-- Problem description --
Restate each of the lines below word for word and drop every picture.

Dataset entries

--------------------

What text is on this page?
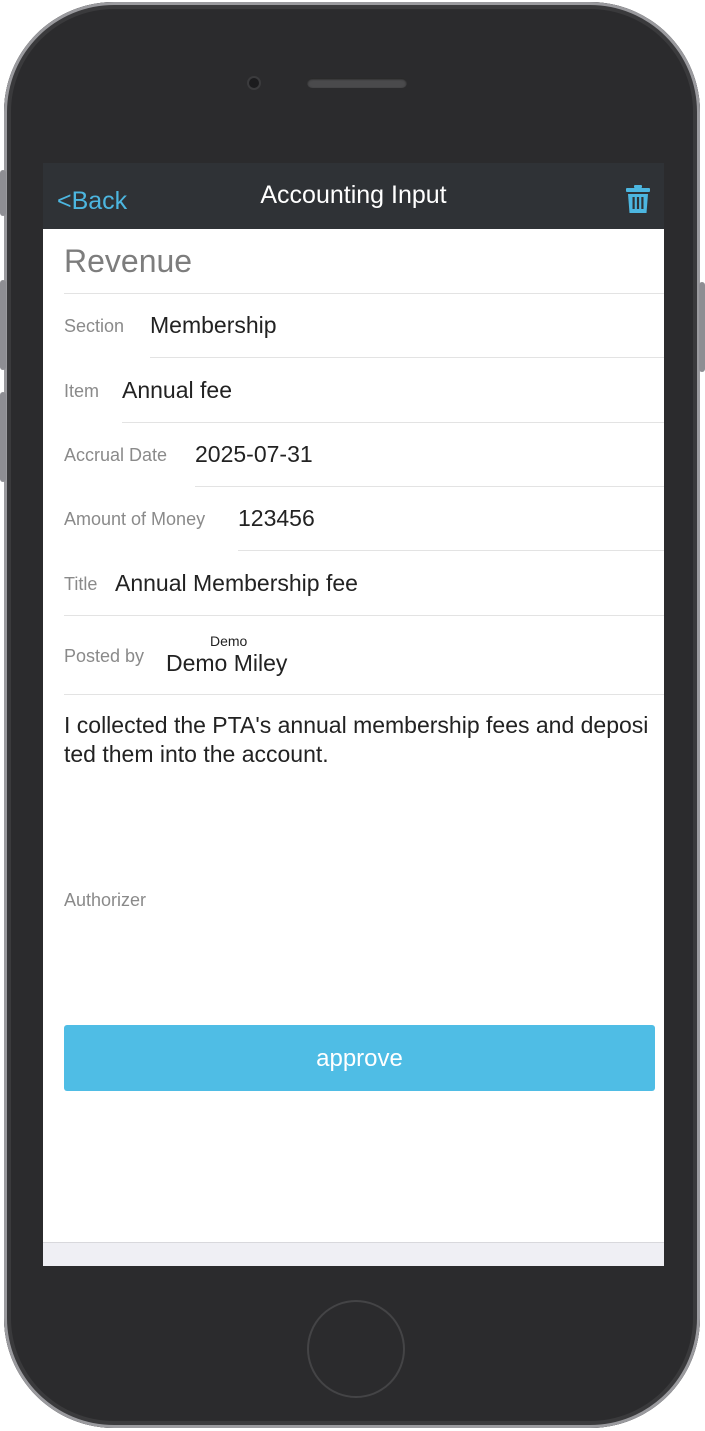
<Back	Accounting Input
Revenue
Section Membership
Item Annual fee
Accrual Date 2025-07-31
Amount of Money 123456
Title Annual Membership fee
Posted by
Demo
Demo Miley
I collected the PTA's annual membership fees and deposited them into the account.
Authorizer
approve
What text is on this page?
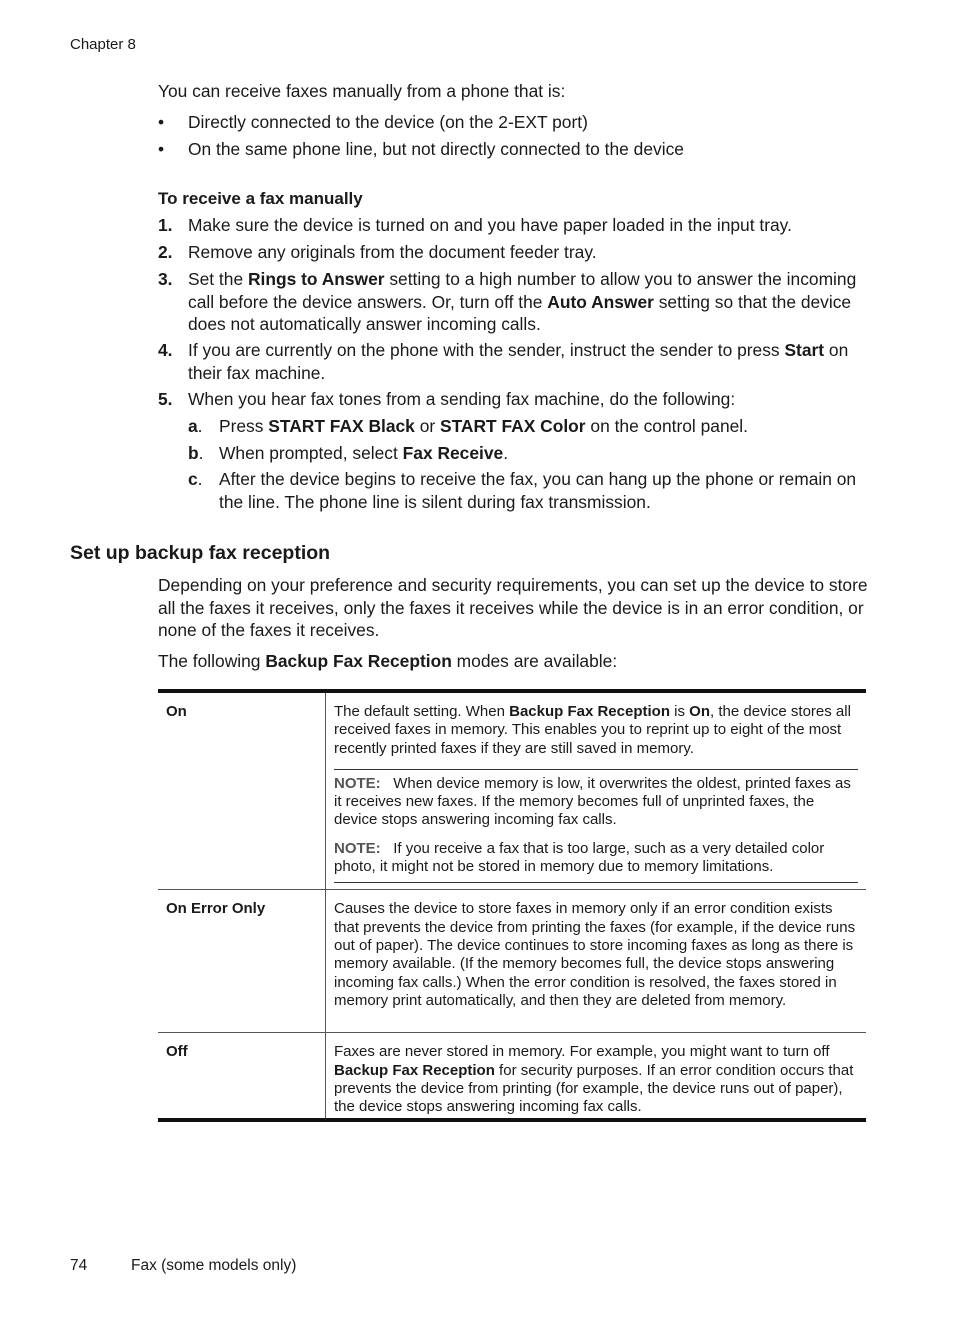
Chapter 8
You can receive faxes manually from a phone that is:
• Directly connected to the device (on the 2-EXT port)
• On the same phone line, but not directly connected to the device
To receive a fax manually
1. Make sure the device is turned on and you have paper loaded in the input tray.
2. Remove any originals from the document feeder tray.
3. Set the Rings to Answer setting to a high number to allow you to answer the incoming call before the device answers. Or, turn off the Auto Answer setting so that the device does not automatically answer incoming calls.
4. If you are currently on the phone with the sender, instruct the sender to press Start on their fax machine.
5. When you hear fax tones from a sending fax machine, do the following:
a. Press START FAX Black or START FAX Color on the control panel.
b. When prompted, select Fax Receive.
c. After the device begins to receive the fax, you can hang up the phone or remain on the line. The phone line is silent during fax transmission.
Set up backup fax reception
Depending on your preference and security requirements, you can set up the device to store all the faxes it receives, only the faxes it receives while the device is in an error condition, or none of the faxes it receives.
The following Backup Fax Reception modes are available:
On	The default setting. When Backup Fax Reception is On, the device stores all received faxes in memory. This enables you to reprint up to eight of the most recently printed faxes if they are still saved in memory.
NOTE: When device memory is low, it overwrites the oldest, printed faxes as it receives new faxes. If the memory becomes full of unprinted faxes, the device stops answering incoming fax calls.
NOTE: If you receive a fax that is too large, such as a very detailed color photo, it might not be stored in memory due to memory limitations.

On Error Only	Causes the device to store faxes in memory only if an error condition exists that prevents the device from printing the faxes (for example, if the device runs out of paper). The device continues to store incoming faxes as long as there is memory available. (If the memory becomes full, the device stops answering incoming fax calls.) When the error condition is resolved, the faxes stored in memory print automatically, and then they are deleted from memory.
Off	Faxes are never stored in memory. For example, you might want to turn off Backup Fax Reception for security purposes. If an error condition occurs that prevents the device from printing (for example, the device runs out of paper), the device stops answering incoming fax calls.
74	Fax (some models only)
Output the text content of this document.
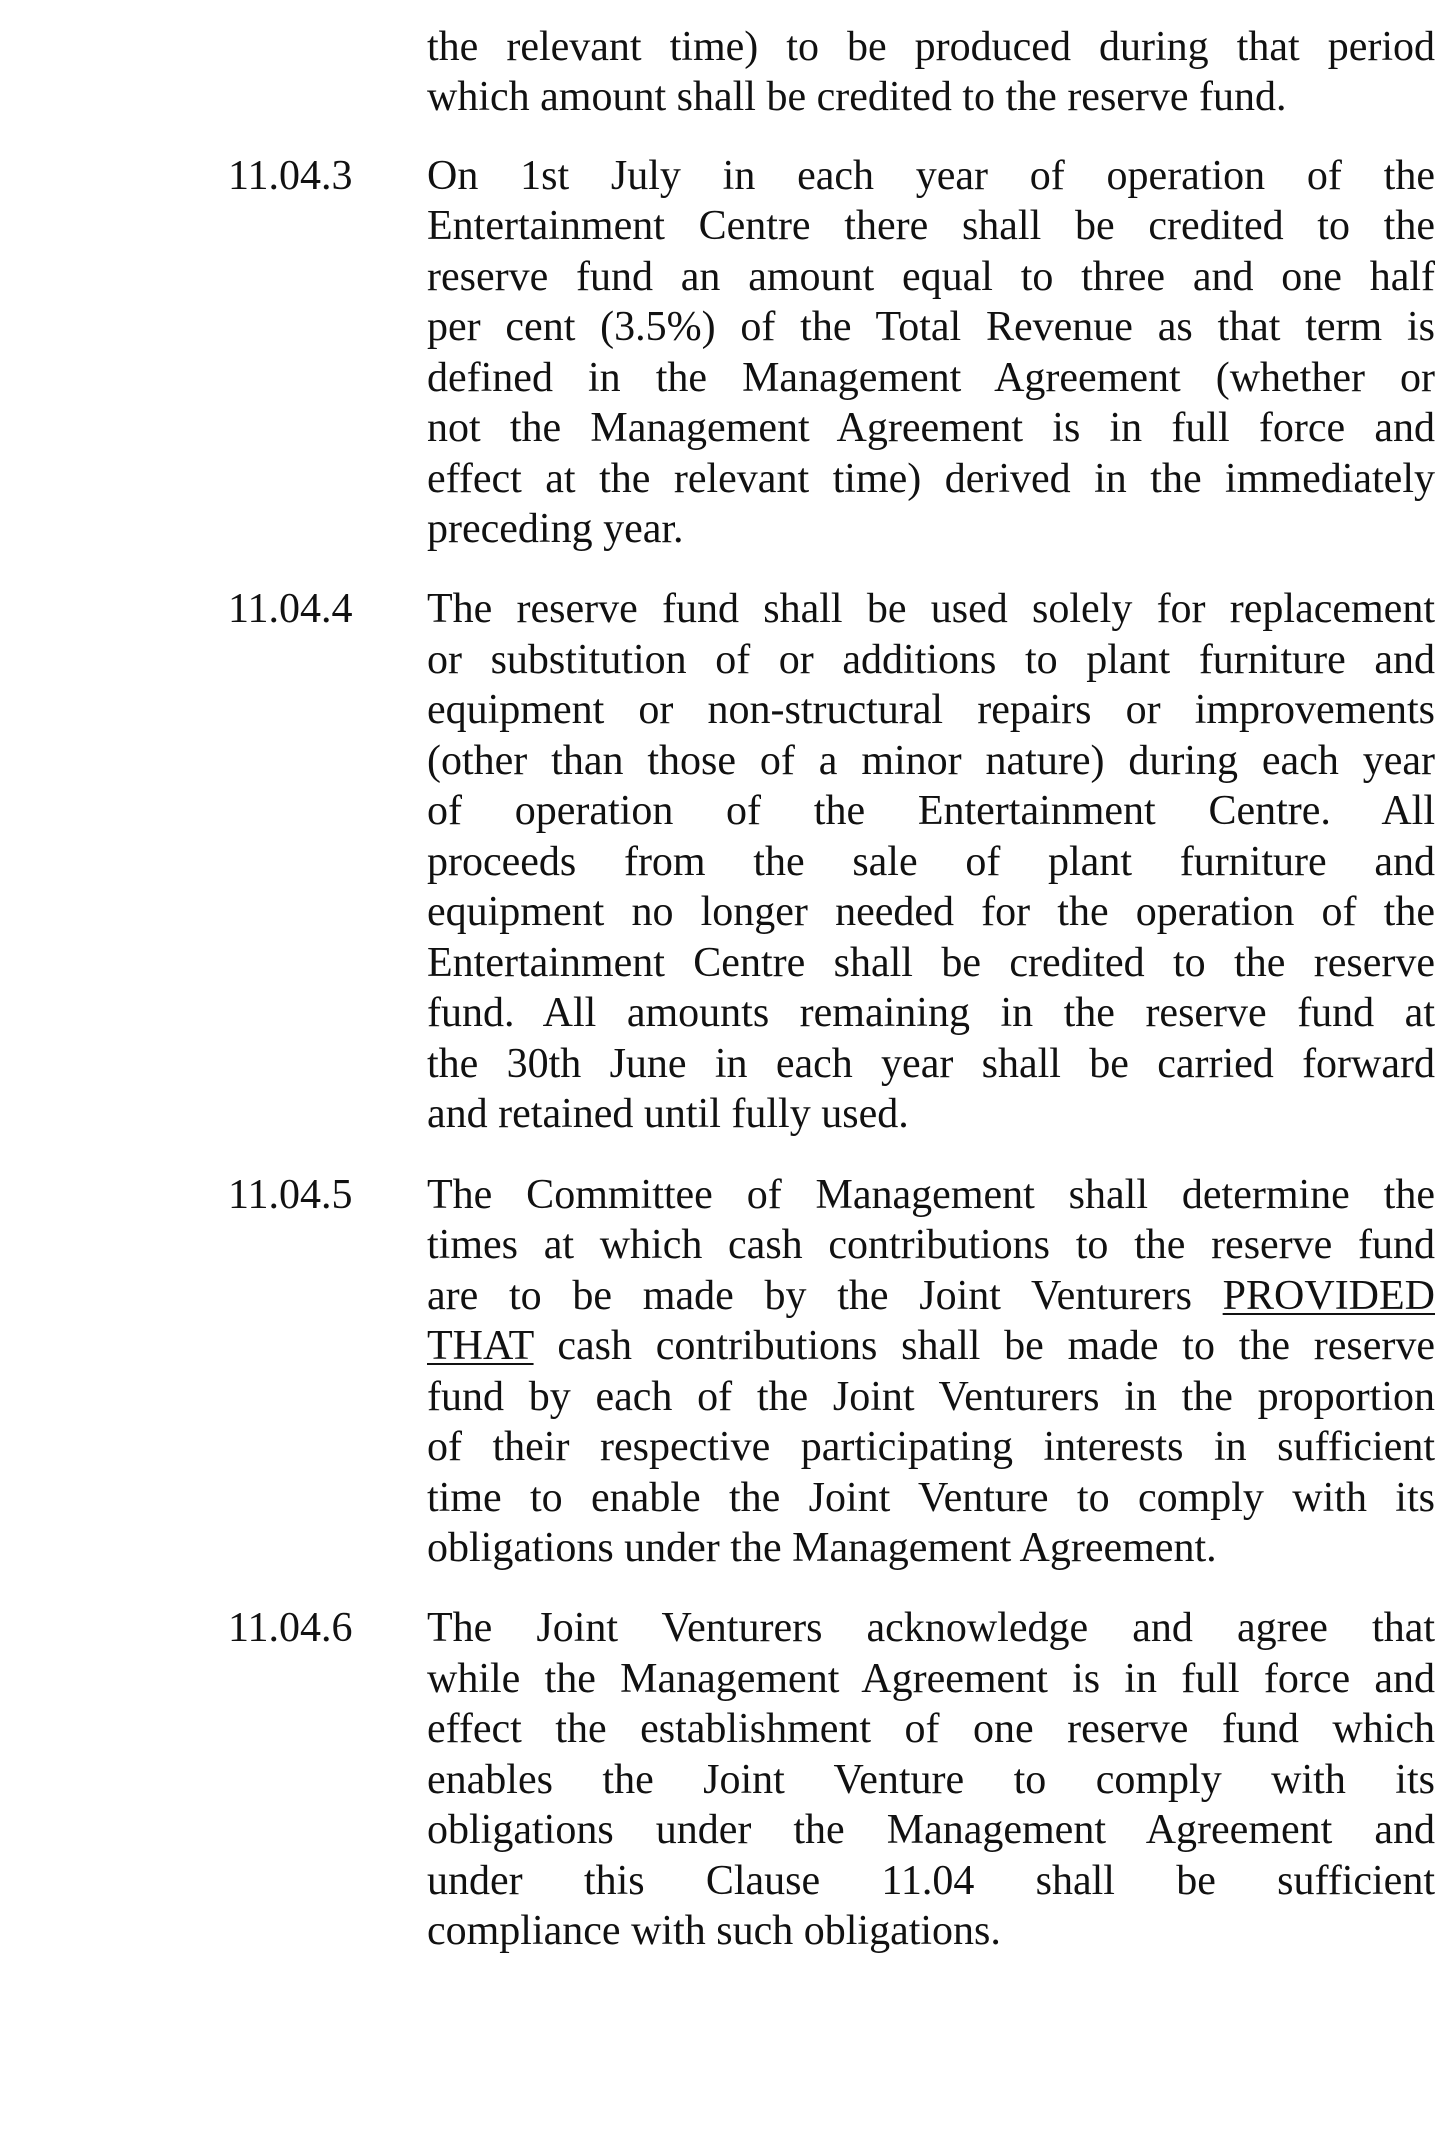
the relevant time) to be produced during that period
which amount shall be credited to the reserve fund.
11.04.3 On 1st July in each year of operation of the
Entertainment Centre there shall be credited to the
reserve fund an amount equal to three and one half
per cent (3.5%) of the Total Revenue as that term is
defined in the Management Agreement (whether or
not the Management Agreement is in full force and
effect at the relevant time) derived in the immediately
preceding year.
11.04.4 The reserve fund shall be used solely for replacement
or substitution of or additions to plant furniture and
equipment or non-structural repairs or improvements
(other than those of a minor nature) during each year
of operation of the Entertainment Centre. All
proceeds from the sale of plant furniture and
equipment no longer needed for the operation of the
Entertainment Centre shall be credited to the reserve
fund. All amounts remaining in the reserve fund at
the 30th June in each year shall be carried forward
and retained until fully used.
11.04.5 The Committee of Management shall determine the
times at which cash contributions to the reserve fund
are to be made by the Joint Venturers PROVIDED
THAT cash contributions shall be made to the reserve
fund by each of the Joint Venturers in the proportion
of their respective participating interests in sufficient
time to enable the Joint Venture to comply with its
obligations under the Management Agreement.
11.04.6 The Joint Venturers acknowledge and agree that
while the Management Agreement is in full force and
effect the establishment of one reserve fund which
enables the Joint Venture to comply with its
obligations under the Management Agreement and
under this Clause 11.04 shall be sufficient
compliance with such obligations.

--------------------

-- Written solution --
What text is on this page?
<Back	Accounting Input
Revenue
Section Membership
Item Annual fee
Accrual Date 2025-07-31
Amount of Money 123456
Title Annual Membership fee
Posted by
Demo
Demo Miley
I collected the PTA's annual membership fees and deposited them into the account.
Authorizer
approve
What text is on this page?
Chapter 8
You can receive faxes manually from a phone that is:
• Directly connected to the device (on the 2-EXT port)
• On the same phone line, but not directly connected to the device
To receive a fax manually
1. Make sure the device is turned on and you have paper loaded in the input tray.
2. Remove any originals from the document feeder tray.
3. Set the Rings to Answer setting to a high number to allow you to answer the incoming call before the device answers. Or, turn off the Auto Answer setting so that the device does not automatically answer incoming calls.
4. If you are currently on the phone with the sender, instruct the sender to press Start on their fax machine.
5. When you hear fax tones from a sending fax machine, do the following:
a. Press START FAX Black or START FAX Color on the control panel.
b. When prompted, select Fax Receive.
c. After the device begins to receive the fax, you can hang up the phone or remain on the line. The phone line is silent during fax transmission.
Set up backup fax reception
Depending on your preference and security requirements, you can set up the device to store all the faxes it receives, only the faxes it receives while the device is in an error condition, or none of the faxes it receives.
The following Backup Fax Reception modes are available:
On	The default setting. When Backup Fax Reception is On, the device stores all received faxes in memory. This enables you to reprint up to eight of the most recently printed faxes if they are still saved in memory.
NOTE: When device memory is low, it overwrites the oldest, printed faxes as it receives new faxes. If the memory becomes full of unprinted faxes, the device stops answering incoming fax calls.
NOTE: If you receive a fax that is too large, such as a very detailed color photo, it might not be stored in memory due to memory limitations.

On Error Only	Causes the device to store faxes in memory only if an error condition exists that prevents the device from printing the faxes (for example, if the device runs out of paper). The device continues to store incoming faxes as long as there is memory available. (If the memory becomes full, the device stops answering incoming fax calls.) When the error condition is resolved, the faxes stored in memory print automatically, and then they are deleted from memory.
Off	Faxes are never stored in memory. For example, you might want to turn off Backup Fax Reception for security purposes. If an error condition occurs that prevents the device from printing (for example, the device runs out of paper), the device stops answering incoming fax calls.
74	Fax (some models only)
Output the text content of this document.
the relevant time) to be produced during that period
which amount shall be credited to the reserve fund.
11.04.3 On 1st July in each year of operation of the
Entertainment Centre there shall be credited to the
reserve fund an amount equal to three and one half
per cent (3.5%) of the Total Revenue as that term is
defined in the Management Agreement (whether or
not the Management Agreement is in full force and
effect at the relevant time) derived in the immediately
preceding year.
11.04.4 The reserve fund shall be used solely for replacement
or substitution of or additions to plant furniture and
equipment or non-structural repairs or improvements
(other than those of a minor nature) during each year
of operation of the Entertainment Centre. All
proceeds from the sale of plant furniture and
equipment no longer needed for the operation of the
Entertainment Centre shall be credited to the reserve
fund. All amounts remaining in the reserve fund at
the 30th June in each year shall be carried forward
and retained until fully used.
11.04.5 The Committee of Management shall determine the
times at which cash contributions to the reserve fund
are to be made by the Joint Venturers PROVIDED
THAT cash contributions shall be made to the reserve
fund by each of the Joint Venturers in the proportion
of their respective participating interests in sufficient
time to enable the Joint Venture to comply with its
obligations under the Management Agreement.
11.04.6 The Joint Venturers acknowledge and agree that
while the Management Agreement is in full force and
effect the establishment of one reserve fund which
enables the Joint Venture to comply with its
obligations under the Management Agreement and
under this Clause 11.04 shall be sufficient
compliance with such obligations.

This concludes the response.